● Problem
Print all of the entries exactly, minus the pictures.

● Material for this task
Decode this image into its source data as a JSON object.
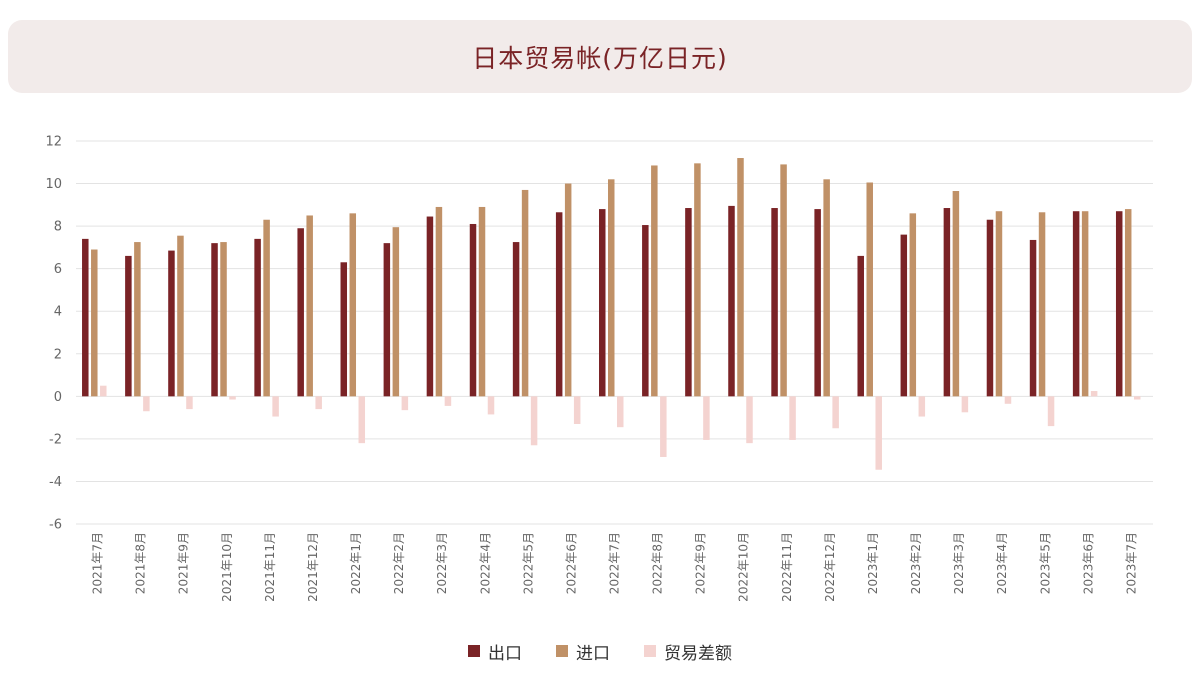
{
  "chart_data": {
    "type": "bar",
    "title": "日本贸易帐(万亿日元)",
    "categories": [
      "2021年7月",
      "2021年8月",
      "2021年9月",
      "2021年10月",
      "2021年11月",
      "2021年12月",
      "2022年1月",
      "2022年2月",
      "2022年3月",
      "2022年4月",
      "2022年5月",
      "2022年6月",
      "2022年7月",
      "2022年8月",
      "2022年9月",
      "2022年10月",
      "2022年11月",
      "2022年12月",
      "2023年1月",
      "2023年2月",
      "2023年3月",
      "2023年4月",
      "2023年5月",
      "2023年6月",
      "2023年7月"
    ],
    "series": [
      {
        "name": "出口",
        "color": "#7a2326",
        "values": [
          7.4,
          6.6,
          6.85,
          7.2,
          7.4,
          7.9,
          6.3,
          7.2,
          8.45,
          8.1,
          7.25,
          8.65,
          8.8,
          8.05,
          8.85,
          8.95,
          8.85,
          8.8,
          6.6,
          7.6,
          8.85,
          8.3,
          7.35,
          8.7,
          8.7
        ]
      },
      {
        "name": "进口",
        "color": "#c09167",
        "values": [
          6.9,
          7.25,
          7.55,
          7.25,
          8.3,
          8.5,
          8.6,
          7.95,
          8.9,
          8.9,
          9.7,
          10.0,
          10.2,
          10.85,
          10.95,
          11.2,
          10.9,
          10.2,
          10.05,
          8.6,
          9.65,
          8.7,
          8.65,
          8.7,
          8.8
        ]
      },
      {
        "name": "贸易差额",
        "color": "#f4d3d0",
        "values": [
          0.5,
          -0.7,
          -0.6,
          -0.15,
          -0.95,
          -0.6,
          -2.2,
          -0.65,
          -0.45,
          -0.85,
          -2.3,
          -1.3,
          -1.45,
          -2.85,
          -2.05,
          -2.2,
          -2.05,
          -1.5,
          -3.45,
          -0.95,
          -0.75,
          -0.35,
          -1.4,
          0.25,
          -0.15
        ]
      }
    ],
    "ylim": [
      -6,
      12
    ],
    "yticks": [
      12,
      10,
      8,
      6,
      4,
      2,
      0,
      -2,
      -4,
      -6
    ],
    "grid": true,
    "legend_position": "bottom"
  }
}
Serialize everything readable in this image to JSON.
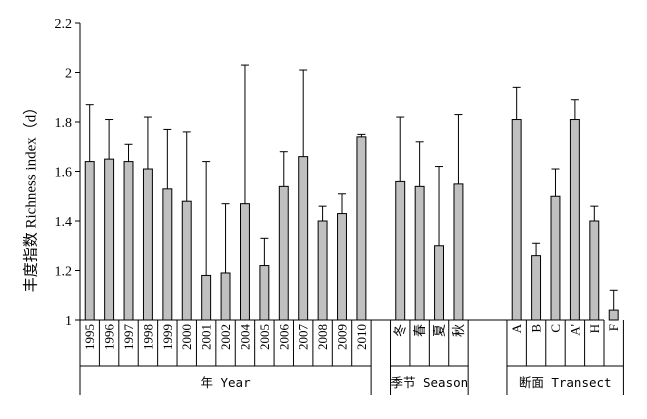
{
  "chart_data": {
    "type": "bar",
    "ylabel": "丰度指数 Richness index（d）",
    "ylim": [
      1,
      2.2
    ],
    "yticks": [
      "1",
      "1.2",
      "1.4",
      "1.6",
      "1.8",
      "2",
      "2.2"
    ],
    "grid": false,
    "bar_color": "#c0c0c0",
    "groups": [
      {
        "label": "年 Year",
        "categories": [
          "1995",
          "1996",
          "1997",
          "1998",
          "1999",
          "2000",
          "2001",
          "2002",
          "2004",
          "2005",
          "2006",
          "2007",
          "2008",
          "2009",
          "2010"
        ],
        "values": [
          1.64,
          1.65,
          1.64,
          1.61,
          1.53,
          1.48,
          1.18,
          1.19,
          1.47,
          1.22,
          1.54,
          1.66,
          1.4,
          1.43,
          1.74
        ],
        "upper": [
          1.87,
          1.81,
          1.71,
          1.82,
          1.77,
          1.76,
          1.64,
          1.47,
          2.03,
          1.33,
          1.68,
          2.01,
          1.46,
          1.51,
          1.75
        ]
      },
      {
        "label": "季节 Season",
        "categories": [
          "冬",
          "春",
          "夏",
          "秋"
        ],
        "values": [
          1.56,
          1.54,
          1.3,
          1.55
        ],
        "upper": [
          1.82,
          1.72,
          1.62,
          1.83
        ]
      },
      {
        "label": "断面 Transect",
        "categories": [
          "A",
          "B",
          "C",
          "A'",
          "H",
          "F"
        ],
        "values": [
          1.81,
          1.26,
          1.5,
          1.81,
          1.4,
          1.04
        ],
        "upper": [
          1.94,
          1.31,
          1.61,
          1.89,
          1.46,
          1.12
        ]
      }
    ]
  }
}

● Solution
Decode this image into its source data as a JSON object.
{
  "chart_data": {
    "type": "bar",
    "title": "日本贸易帐(万亿日元)",
    "categories": [
      "2021年7月",
      "2021年8月",
      "2021年9月",
      "2021年10月",
      "2021年11月",
      "2021年12月",
      "2022年1月",
      "2022年2月",
      "2022年3月",
      "2022年4月",
      "2022年5月",
      "2022年6月",
      "2022年7月",
      "2022年8月",
      "2022年9月",
      "2022年10月",
      "2022年11月",
      "2022年12月",
      "2023年1月",
      "2023年2月",
      "2023年3月",
      "2023年4月",
      "2023年5月",
      "2023年6月",
      "2023年7月"
    ],
    "series": [
      {
        "name": "出口",
        "color": "#7a2326",
        "values": [
          7.4,
          6.6,
          6.85,
          7.2,
          7.4,
          7.9,
          6.3,
          7.2,
          8.45,
          8.1,
          7.25,
          8.65,
          8.8,
          8.05,
          8.85,
          8.95,
          8.85,
          8.8,
          6.6,
          7.6,
          8.85,
          8.3,
          7.35,
          8.7,
          8.7
        ]
      },
      {
        "name": "进口",
        "color": "#c09167",
        "values": [
          6.9,
          7.25,
          7.55,
          7.25,
          8.3,
          8.5,
          8.6,
          7.95,
          8.9,
          8.9,
          9.7,
          10.0,
          10.2,
          10.85,
          10.95,
          11.2,
          10.9,
          10.2,
          10.05,
          8.6,
          9.65,
          8.7,
          8.65,
          8.7,
          8.8
        ]
      },
      {
        "name": "贸易差额",
        "color": "#f4d3d0",
        "values": [
          0.5,
          -0.7,
          -0.6,
          -0.15,
          -0.95,
          -0.6,
          -2.2,
          -0.65,
          -0.45,
          -0.85,
          -2.3,
          -1.3,
          -1.45,
          -2.85,
          -2.05,
          -2.2,
          -2.05,
          -1.5,
          -3.45,
          -0.95,
          -0.75,
          -0.35,
          -1.4,
          0.25,
          -0.15
        ]
      }
    ],
    "ylim": [
      -6,
      12
    ],
    "yticks": [
      12,
      10,
      8,
      6,
      4,
      2,
      0,
      -2,
      -4,
      -6
    ],
    "grid": true,
    "legend_position": "bottom"
  }
}
Serialize everything readable in this image to JSON.
{
  "chart_data": {
    "type": "bar",
    "ylabel": "丰度指数 Richness index（d）",
    "ylim": [
      1,
      2.2
    ],
    "yticks": [
      "1",
      "1.2",
      "1.4",
      "1.6",
      "1.8",
      "2",
      "2.2"
    ],
    "grid": false,
    "bar_color": "#c0c0c0",
    "groups": [
      {
        "label": "年 Year",
        "categories": [
          "1995",
          "1996",
          "1997",
          "1998",
          "1999",
          "2000",
          "2001",
          "2002",
          "2004",
          "2005",
          "2006",
          "2007",
          "2008",
          "2009",
          "2010"
        ],
        "values": [
          1.64,
          1.65,
          1.64,
          1.61,
          1.53,
          1.48,
          1.18,
          1.19,
          1.47,
          1.22,
          1.54,
          1.66,
          1.4,
          1.43,
          1.74
        ],
        "upper": [
          1.87,
          1.81,
          1.71,
          1.82,
          1.77,
          1.76,
          1.64,
          1.47,
          2.03,
          1.33,
          1.68,
          2.01,
          1.46,
          1.51,
          1.75
        ]
      },
      {
        "label": "季节 Season",
        "categories": [
          "冬",
          "春",
          "夏",
          "秋"
        ],
        "values": [
          1.56,
          1.54,
          1.3,
          1.55
        ],
        "upper": [
          1.82,
          1.72,
          1.62,
          1.83
        ]
      },
      {
        "label": "断面 Transect",
        "categories": [
          "A",
          "B",
          "C",
          "A'",
          "H",
          "F"
        ],
        "values": [
          1.81,
          1.26,
          1.5,
          1.81,
          1.4,
          1.04
        ],
        "upper": [
          1.94,
          1.31,
          1.61,
          1.89,
          1.46,
          1.12
        ]
      }
    ]
  }
}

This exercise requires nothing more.